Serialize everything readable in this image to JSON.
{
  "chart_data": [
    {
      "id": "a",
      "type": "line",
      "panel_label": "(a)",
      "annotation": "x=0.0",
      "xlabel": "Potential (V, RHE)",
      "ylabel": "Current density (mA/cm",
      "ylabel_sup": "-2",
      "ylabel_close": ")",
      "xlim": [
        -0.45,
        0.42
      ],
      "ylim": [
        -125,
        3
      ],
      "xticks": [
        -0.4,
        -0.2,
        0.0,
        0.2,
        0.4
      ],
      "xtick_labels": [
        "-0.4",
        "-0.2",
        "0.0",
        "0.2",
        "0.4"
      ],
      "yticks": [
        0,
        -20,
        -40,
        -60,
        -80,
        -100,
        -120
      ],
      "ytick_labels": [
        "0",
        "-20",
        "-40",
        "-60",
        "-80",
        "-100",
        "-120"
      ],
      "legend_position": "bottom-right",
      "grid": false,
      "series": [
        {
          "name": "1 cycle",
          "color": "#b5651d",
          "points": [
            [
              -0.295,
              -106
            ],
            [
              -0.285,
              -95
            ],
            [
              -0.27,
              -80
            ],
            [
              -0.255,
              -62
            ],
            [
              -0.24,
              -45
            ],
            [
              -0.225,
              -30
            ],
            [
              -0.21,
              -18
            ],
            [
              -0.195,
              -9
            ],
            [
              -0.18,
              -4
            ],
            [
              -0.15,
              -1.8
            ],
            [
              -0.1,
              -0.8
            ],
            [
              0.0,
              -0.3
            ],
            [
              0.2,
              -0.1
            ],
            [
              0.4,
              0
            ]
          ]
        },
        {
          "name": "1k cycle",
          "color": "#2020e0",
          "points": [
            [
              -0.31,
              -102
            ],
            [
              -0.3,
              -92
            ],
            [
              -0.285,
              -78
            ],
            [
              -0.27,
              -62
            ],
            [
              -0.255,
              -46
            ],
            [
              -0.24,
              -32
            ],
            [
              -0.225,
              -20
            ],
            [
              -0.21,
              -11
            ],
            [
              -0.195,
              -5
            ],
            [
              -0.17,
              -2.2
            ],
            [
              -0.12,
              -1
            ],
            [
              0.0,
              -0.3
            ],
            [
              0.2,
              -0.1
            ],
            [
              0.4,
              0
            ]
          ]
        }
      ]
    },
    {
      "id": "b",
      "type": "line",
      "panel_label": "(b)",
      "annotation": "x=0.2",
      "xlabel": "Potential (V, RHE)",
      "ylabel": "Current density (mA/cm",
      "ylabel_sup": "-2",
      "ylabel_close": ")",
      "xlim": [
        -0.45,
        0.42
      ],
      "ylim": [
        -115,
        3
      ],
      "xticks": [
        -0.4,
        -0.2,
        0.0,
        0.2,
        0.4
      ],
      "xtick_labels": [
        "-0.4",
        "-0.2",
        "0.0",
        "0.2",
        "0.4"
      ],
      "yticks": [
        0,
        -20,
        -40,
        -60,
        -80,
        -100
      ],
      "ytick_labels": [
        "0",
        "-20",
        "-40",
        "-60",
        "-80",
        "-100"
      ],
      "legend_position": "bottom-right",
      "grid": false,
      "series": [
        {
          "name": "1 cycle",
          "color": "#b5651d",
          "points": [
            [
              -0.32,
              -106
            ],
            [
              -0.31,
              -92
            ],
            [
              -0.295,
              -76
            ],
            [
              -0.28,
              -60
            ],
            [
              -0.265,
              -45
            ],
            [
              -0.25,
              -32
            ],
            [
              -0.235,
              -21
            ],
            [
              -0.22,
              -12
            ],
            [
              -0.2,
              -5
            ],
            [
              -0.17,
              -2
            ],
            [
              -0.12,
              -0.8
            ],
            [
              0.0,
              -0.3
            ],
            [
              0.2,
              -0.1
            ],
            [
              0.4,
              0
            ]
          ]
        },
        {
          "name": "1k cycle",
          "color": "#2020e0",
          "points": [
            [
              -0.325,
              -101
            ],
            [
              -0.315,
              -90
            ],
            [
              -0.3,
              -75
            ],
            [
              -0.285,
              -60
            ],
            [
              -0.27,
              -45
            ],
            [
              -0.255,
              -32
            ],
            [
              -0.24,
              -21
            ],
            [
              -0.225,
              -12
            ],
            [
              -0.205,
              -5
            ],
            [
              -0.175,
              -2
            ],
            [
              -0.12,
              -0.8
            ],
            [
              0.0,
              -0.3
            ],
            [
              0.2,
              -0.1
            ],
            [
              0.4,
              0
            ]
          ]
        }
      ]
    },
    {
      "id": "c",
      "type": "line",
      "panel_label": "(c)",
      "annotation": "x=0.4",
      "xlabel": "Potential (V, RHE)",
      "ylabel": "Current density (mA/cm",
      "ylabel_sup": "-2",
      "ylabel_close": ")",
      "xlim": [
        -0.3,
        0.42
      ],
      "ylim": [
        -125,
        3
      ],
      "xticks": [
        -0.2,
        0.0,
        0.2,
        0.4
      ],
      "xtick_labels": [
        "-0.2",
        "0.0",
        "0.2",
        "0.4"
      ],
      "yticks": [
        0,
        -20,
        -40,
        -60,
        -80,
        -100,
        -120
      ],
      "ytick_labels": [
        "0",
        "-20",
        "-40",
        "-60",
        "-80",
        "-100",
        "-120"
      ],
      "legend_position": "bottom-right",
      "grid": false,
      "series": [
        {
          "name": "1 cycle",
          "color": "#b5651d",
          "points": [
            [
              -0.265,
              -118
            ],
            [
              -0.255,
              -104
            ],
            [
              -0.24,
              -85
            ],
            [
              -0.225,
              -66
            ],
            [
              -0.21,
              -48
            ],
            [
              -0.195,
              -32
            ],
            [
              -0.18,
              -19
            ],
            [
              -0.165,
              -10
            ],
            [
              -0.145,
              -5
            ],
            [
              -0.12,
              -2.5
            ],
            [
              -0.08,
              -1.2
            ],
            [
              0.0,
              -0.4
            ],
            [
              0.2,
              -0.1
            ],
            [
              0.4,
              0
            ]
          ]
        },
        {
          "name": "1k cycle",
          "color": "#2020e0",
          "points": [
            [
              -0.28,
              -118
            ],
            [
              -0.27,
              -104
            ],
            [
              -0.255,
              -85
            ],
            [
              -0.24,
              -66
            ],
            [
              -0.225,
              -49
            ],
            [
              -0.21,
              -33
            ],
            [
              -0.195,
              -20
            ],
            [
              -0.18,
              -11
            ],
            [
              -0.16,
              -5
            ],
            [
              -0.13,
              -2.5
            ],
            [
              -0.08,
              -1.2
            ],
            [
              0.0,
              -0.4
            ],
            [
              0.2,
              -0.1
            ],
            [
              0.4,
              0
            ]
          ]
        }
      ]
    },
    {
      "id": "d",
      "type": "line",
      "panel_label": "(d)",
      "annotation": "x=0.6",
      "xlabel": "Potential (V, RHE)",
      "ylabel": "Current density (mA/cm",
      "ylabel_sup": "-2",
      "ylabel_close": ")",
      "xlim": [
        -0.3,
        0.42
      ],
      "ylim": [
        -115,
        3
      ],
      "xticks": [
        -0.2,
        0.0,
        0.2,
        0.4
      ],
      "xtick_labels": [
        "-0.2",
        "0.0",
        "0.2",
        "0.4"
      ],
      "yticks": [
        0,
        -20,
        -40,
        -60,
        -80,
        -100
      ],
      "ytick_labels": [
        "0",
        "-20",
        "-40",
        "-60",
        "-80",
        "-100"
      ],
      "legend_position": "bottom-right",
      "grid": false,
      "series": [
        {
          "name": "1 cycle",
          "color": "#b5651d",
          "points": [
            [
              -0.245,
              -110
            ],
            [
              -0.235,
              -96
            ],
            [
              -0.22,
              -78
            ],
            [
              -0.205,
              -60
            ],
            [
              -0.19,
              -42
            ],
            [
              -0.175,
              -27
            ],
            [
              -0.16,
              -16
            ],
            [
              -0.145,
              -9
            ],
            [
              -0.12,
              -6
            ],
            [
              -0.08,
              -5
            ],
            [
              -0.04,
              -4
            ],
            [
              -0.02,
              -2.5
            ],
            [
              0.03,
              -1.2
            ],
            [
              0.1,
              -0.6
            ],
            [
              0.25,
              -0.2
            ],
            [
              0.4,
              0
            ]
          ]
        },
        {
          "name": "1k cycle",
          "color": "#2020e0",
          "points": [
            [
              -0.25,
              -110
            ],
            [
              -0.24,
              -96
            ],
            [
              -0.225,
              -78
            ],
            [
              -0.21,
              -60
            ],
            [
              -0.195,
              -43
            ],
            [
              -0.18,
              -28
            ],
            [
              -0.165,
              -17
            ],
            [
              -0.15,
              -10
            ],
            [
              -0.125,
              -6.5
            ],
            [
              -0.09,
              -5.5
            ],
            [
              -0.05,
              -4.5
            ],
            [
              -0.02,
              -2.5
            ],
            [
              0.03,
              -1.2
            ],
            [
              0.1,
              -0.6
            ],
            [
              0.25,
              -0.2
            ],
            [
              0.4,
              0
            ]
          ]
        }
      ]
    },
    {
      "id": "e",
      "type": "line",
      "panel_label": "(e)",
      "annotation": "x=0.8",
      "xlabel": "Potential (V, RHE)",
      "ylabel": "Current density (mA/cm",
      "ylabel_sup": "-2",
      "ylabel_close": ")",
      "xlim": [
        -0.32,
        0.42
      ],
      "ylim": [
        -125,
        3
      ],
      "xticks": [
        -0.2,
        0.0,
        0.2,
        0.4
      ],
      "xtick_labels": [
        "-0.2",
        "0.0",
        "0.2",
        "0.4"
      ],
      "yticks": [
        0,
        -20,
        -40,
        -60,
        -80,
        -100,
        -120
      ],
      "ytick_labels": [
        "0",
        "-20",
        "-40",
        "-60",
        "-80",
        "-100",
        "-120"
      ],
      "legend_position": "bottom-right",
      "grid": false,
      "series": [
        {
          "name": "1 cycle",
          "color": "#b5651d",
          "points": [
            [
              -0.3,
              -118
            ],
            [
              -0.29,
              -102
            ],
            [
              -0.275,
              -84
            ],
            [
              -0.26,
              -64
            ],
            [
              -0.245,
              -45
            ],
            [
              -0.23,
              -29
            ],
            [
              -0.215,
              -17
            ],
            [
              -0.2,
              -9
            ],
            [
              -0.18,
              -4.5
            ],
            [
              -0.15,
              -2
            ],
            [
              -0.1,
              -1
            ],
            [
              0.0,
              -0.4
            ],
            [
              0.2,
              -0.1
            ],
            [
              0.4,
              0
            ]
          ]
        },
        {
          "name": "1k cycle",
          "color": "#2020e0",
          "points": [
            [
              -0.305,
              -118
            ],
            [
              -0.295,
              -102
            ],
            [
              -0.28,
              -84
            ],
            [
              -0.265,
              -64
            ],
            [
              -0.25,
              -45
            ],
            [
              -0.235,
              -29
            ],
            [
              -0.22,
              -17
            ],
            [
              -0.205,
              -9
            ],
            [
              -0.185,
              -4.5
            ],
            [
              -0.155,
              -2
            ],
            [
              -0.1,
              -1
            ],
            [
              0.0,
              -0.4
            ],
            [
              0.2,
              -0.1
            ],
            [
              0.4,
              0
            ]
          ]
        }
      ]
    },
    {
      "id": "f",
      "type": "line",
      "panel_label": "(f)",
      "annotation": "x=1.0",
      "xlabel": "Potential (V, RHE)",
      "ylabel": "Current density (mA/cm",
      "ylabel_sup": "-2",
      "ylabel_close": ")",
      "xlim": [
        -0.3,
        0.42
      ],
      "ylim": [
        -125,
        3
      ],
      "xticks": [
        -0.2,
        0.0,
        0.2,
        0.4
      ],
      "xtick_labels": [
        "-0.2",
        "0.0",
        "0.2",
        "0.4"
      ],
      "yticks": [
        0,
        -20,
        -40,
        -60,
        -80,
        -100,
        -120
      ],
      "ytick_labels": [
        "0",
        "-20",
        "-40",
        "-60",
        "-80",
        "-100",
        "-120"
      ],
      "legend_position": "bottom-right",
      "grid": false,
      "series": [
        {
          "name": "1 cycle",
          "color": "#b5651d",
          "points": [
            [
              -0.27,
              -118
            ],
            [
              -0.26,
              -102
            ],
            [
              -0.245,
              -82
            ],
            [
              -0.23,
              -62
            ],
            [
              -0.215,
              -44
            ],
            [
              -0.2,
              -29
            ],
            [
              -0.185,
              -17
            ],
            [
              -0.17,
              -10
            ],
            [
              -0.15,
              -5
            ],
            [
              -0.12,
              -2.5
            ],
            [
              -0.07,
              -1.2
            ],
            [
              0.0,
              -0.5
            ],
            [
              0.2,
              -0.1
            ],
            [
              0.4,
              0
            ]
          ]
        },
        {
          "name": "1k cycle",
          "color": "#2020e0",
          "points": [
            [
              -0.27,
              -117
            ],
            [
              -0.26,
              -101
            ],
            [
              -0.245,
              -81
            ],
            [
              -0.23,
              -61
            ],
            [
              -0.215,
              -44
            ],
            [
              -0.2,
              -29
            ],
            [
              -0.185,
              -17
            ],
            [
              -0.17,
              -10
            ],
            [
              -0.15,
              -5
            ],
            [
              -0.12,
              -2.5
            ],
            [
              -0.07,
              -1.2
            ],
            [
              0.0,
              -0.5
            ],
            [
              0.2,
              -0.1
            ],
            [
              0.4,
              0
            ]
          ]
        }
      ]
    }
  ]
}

------------------------------------------------------------

__WHAT IS BEING ASKED__:
Search the data for the string "annotation". List each line that has it.

__EXERCISE RESPONSE__:
      "annotation": "x=0.0",
      "annotation": "x=0.2",
      "annotation": "x=0.4",
      "annotation": "x=0.6",
      "annotation": "x=0.8",
      "annotation": "x=1.0",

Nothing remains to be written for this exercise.